GOAL OF THE EXERCISE: Which lines hold the word "content"? Copy each of them from the material.

DATA TO PROCESS:
——————————

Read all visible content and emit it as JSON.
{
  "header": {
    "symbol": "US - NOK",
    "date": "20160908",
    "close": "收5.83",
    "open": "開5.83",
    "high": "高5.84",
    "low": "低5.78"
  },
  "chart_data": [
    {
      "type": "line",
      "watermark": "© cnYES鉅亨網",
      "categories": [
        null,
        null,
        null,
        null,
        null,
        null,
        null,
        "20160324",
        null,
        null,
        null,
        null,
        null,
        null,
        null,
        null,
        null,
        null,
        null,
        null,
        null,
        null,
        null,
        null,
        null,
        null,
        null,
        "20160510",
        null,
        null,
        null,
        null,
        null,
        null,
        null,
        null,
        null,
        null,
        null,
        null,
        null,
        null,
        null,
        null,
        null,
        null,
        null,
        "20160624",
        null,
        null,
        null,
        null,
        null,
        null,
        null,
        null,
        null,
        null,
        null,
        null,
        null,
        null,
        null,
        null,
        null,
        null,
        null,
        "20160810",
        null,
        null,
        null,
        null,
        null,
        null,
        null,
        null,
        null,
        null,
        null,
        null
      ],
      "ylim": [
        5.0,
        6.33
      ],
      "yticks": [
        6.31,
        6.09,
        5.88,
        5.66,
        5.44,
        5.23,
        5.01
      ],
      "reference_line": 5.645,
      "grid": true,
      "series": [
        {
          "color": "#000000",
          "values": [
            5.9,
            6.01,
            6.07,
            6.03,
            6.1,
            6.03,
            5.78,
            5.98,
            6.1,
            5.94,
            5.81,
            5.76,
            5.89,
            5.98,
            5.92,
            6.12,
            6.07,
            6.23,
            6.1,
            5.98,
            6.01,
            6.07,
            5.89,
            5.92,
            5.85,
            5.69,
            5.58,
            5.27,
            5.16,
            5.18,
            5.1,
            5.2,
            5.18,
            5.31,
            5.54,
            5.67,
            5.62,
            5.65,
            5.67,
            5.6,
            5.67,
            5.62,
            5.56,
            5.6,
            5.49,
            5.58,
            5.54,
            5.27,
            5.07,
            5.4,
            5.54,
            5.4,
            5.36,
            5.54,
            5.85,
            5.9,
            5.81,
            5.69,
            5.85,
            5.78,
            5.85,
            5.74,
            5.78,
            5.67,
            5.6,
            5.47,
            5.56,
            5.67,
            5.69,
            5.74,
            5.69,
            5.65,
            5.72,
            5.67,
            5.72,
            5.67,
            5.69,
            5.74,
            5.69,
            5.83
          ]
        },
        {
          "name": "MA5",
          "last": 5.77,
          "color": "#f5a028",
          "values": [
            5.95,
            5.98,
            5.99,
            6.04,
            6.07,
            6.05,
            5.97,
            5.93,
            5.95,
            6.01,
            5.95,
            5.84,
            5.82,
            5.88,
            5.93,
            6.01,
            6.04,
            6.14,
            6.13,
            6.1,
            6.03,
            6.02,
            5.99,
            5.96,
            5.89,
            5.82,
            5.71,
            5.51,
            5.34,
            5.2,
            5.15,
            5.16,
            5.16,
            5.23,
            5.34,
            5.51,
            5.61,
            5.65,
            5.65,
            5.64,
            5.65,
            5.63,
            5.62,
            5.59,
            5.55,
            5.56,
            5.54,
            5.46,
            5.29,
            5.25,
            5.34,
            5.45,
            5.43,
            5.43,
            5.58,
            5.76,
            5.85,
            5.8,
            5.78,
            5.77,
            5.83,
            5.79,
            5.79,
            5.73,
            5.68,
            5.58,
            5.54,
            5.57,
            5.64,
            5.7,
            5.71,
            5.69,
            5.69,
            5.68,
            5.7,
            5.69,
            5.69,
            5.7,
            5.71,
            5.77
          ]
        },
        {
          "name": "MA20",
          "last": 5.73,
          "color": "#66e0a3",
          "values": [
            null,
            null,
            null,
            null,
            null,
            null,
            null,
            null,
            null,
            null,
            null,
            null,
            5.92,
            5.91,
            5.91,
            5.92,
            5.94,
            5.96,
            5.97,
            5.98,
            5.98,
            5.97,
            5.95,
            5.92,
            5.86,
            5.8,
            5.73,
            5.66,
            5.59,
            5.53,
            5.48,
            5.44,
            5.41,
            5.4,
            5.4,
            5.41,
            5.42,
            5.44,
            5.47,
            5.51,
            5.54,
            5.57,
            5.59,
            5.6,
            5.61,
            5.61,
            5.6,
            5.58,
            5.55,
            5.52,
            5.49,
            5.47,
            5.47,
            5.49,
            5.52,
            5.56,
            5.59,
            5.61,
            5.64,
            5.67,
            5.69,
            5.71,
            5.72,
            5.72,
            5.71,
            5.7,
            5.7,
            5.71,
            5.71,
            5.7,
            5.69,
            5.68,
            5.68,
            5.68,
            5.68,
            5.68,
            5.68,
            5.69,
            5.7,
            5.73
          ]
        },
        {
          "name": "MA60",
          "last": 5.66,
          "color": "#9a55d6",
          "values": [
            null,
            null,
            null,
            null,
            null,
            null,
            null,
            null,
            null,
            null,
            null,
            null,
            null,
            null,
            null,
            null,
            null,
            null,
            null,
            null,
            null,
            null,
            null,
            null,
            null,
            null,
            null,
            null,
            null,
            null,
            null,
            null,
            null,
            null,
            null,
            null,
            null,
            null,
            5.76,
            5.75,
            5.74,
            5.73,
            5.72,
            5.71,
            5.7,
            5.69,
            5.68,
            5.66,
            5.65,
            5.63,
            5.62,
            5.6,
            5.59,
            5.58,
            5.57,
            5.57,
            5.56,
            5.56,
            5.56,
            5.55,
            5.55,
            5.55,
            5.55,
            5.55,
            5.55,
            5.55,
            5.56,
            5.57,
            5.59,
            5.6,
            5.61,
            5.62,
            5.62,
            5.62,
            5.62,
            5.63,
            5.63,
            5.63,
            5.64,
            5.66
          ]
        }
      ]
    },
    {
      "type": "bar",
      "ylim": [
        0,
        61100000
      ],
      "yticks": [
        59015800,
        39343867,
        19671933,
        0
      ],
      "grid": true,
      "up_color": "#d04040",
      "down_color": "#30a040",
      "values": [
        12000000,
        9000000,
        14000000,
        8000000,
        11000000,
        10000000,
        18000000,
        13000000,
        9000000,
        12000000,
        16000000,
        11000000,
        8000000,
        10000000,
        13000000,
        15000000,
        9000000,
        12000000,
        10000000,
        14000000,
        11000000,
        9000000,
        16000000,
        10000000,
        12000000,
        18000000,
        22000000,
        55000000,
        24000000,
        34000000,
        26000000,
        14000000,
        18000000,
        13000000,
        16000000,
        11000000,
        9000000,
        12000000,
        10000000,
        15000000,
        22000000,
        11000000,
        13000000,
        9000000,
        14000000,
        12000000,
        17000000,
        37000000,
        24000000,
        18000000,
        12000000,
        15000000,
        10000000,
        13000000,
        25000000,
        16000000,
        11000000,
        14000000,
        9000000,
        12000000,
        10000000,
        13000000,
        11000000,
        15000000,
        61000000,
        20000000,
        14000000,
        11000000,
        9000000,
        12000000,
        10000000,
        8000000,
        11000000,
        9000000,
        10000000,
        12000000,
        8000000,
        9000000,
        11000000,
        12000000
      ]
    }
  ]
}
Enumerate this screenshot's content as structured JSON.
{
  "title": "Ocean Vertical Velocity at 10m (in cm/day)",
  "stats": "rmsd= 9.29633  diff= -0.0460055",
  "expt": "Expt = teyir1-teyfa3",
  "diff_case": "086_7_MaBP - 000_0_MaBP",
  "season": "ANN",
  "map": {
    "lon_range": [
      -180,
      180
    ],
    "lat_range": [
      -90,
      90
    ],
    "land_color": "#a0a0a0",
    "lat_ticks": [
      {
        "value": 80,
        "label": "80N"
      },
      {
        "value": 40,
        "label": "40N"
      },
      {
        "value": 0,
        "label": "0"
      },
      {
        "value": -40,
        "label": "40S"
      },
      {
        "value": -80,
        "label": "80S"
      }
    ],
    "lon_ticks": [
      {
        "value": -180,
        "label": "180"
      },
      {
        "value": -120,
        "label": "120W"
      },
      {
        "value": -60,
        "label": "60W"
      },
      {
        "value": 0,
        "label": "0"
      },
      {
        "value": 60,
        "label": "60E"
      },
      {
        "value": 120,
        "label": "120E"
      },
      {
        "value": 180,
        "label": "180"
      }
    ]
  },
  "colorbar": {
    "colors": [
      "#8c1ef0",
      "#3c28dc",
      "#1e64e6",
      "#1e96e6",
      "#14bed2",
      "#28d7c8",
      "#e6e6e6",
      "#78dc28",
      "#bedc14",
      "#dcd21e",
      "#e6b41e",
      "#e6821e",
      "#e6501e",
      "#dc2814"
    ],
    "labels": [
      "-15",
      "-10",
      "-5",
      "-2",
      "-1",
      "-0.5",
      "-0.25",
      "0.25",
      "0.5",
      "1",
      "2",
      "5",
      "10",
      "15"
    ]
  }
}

——————————

EXERCISE RESPONSE:
Read all visible content and emit it as JSON.
Enumerate this screenshot's content as structured JSON.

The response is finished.